> **Your goal**
Gather all lines with "незаконно" from the records.

> **Data extract**
## BEGIN

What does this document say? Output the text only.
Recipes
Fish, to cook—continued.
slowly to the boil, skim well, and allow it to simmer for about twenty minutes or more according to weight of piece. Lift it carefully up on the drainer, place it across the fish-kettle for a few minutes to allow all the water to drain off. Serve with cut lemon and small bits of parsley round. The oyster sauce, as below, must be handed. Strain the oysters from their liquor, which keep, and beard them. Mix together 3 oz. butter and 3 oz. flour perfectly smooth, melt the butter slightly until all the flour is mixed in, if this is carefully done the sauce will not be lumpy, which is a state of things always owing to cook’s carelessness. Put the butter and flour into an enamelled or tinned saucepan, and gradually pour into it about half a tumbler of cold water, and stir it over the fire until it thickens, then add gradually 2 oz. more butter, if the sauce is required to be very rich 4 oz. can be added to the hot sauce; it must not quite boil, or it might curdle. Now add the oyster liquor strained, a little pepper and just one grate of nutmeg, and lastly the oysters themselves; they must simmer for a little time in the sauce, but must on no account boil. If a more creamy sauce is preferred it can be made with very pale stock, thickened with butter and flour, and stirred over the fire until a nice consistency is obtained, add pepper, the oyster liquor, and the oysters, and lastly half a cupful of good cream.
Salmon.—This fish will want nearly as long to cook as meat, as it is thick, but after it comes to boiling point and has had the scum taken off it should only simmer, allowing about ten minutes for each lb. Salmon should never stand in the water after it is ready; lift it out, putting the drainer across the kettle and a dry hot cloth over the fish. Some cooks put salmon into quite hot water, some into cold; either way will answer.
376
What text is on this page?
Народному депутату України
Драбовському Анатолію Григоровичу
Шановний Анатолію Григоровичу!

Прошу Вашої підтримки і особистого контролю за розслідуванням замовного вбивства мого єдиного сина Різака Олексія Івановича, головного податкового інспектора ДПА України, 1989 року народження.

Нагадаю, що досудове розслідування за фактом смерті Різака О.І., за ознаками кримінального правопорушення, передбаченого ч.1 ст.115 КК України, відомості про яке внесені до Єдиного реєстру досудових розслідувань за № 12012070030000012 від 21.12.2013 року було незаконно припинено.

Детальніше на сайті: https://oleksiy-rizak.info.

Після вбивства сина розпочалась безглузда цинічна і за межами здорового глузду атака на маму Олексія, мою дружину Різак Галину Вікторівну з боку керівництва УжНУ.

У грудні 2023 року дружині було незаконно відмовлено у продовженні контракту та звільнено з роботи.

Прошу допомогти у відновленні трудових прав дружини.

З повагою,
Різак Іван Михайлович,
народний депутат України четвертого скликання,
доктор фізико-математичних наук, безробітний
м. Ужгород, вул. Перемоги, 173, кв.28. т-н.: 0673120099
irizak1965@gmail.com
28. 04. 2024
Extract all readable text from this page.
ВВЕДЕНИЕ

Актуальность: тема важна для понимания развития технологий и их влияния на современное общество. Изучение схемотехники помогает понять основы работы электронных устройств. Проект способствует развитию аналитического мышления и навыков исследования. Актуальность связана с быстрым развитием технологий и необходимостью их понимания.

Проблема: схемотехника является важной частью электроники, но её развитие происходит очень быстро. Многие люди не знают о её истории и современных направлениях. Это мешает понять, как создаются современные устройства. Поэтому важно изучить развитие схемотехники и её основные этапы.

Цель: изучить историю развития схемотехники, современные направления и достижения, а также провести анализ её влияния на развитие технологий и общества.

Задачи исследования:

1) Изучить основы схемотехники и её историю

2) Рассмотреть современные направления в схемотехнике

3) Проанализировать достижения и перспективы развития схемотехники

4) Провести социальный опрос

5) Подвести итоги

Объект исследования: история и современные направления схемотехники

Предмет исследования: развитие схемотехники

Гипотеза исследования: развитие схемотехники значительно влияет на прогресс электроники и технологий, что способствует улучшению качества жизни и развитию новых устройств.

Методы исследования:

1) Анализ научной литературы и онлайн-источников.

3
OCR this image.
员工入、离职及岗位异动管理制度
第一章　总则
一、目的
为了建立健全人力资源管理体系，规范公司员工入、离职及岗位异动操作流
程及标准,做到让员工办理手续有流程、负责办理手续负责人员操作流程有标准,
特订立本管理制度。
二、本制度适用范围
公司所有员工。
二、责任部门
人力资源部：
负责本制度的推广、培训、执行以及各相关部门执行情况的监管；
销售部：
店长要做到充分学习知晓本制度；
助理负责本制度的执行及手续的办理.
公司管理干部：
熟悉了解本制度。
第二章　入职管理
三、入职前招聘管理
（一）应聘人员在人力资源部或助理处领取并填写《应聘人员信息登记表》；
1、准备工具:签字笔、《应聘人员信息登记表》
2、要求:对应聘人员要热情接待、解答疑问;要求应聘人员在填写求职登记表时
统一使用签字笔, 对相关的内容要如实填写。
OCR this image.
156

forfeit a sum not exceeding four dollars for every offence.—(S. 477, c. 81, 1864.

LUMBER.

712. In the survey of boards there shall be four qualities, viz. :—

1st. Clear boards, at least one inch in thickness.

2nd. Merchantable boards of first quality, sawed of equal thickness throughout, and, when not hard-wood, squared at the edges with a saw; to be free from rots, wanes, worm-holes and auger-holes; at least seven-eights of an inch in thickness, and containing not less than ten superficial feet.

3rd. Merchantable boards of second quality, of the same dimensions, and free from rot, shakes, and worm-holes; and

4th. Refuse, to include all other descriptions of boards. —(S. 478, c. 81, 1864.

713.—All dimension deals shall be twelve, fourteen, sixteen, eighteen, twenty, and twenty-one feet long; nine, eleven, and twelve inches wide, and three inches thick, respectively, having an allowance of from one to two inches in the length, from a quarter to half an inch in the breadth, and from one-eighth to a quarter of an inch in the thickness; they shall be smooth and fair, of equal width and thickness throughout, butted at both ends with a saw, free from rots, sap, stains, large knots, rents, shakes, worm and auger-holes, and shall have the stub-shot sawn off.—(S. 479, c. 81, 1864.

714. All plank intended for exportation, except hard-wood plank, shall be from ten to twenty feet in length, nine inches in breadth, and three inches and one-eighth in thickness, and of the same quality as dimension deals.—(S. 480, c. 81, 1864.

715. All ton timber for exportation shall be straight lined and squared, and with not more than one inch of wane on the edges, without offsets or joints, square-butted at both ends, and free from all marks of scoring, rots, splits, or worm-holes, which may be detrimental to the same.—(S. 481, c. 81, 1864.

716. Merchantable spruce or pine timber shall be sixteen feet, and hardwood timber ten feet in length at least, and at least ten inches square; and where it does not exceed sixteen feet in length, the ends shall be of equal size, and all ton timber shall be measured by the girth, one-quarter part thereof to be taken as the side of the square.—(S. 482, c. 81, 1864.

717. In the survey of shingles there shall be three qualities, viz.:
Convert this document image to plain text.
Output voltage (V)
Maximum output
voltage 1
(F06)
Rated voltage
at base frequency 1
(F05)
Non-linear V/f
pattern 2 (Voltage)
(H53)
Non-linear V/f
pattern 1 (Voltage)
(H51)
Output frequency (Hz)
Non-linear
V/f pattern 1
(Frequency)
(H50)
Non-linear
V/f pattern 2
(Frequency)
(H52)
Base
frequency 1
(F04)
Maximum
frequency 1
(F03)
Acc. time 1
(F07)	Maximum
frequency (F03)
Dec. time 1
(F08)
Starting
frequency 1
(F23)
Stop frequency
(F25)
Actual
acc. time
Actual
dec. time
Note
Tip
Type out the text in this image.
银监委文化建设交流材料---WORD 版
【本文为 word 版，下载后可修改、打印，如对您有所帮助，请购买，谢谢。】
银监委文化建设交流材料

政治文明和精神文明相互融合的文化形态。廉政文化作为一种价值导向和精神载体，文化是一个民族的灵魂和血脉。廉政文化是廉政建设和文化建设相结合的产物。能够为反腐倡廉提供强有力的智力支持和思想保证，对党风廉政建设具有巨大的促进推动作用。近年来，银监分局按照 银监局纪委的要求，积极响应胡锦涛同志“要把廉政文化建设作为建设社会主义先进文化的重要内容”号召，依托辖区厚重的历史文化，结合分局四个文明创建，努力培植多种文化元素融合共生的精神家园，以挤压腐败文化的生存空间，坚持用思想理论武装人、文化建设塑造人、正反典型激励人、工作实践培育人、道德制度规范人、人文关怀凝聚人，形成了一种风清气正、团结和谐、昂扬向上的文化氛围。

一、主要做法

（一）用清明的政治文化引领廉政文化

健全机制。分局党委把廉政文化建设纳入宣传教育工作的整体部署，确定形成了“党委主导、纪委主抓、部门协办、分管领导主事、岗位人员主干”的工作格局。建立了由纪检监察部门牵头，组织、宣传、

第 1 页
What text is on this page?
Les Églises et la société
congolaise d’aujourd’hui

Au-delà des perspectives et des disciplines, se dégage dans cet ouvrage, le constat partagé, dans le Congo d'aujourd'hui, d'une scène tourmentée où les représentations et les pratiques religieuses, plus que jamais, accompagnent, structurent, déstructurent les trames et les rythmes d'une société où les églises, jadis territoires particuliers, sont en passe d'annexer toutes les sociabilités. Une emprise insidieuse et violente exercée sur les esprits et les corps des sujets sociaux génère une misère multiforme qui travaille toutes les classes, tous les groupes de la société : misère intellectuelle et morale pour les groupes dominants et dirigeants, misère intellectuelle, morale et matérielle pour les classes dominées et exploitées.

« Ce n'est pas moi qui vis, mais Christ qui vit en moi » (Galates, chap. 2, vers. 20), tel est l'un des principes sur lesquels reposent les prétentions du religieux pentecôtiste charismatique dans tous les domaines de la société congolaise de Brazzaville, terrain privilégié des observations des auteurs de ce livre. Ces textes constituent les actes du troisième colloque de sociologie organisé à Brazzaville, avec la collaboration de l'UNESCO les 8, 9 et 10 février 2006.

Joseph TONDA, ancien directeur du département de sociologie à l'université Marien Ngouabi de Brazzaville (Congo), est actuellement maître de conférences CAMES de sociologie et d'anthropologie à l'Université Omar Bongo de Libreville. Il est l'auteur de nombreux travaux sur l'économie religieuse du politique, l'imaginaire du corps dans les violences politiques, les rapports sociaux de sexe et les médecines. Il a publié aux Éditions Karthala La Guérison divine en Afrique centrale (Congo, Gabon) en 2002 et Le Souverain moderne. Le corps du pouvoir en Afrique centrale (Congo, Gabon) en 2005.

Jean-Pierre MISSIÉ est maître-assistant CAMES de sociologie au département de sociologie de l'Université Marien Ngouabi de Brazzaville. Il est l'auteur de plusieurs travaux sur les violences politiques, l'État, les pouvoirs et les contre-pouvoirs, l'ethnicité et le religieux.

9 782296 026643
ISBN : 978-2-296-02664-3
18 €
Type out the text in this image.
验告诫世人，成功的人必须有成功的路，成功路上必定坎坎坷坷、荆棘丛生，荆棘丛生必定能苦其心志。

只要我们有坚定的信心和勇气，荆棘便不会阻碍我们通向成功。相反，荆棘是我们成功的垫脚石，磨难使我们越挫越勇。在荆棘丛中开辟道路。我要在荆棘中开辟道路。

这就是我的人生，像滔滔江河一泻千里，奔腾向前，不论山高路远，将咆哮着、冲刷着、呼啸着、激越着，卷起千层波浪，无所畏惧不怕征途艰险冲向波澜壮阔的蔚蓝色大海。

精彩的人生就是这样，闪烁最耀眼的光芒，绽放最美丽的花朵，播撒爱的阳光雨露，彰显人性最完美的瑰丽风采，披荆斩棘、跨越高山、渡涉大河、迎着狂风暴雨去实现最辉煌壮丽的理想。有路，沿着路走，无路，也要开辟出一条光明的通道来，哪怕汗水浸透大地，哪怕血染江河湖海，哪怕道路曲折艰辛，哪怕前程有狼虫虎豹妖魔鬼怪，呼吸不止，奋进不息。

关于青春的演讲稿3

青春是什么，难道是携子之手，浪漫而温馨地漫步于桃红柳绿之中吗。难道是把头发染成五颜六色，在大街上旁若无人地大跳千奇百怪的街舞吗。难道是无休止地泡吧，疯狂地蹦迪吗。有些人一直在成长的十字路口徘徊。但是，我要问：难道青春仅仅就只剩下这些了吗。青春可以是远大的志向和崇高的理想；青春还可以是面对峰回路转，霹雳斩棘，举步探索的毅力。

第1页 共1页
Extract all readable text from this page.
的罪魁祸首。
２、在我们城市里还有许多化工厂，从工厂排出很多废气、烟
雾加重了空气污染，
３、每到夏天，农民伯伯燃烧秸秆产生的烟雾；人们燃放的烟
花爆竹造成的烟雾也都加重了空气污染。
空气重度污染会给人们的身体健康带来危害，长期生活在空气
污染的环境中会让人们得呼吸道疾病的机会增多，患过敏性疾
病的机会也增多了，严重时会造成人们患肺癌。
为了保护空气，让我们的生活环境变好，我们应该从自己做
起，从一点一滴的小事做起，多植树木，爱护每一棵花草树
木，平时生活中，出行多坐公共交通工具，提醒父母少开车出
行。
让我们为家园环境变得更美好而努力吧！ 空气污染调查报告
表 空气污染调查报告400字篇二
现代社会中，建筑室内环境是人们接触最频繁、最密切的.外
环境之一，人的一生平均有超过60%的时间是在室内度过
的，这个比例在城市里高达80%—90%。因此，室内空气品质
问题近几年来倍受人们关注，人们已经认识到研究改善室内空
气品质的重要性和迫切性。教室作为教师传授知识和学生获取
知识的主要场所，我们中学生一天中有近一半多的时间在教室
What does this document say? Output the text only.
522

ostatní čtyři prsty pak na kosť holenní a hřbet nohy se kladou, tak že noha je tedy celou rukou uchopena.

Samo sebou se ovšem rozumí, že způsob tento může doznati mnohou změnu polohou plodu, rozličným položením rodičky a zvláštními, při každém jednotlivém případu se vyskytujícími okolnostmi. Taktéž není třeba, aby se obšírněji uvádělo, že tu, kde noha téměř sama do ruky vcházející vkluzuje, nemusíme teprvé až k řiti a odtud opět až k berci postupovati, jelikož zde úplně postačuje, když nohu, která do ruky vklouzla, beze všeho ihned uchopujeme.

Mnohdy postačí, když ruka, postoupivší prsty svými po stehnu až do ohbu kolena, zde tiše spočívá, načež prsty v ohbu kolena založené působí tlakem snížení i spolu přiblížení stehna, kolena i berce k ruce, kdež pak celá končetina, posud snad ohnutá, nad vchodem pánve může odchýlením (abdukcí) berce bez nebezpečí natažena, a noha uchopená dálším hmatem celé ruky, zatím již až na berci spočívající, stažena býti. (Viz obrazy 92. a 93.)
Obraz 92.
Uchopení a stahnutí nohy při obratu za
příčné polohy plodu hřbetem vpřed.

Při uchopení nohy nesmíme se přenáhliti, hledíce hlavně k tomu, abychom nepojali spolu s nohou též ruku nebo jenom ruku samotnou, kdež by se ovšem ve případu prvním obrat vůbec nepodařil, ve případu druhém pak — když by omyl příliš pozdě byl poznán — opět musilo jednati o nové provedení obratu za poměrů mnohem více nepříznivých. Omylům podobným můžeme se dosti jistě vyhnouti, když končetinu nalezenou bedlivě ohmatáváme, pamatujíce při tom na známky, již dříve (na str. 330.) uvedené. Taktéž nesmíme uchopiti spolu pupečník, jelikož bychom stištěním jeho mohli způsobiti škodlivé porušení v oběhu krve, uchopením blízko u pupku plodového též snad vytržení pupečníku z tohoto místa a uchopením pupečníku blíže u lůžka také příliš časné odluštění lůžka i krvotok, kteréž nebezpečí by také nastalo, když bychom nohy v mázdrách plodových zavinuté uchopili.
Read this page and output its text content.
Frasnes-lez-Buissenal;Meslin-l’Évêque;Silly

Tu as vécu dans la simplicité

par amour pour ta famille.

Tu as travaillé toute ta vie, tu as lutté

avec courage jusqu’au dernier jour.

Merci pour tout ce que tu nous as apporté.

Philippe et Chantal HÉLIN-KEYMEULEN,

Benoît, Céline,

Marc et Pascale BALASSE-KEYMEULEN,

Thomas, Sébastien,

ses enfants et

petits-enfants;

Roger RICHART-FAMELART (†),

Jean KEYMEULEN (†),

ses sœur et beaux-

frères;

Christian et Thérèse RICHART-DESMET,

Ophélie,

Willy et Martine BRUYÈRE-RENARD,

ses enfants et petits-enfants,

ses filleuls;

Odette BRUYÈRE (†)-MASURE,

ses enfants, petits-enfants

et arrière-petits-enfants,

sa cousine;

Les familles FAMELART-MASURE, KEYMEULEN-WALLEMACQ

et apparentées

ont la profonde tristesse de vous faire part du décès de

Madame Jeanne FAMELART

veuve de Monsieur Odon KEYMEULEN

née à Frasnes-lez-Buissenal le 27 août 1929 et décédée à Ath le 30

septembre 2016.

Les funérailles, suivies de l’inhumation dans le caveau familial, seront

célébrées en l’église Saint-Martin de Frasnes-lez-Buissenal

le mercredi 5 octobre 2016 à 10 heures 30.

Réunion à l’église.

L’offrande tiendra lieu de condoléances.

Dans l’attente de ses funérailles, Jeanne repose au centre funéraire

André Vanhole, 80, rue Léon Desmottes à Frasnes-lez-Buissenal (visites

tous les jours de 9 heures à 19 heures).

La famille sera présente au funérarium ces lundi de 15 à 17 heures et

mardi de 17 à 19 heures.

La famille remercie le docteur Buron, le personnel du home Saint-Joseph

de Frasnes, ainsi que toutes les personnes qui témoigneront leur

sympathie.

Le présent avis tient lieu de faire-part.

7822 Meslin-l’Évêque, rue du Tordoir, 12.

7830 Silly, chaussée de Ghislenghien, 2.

## END

> **Exercise result**
Нагадаю, що досудове розслідування за фактом смерті Різака О.І., за ознаками кримінального правопорушення, передбаченого ч.1 ст.115 КК України, відомості про яке внесені до Єдиного реєстру досудових розслідувань за № 12012070030000012 від 21.12.2013 року було незаконно припинено.
У грудні 2023 року дружині було незаконно відмовлено у продовженні контракту та звільнено з роботи.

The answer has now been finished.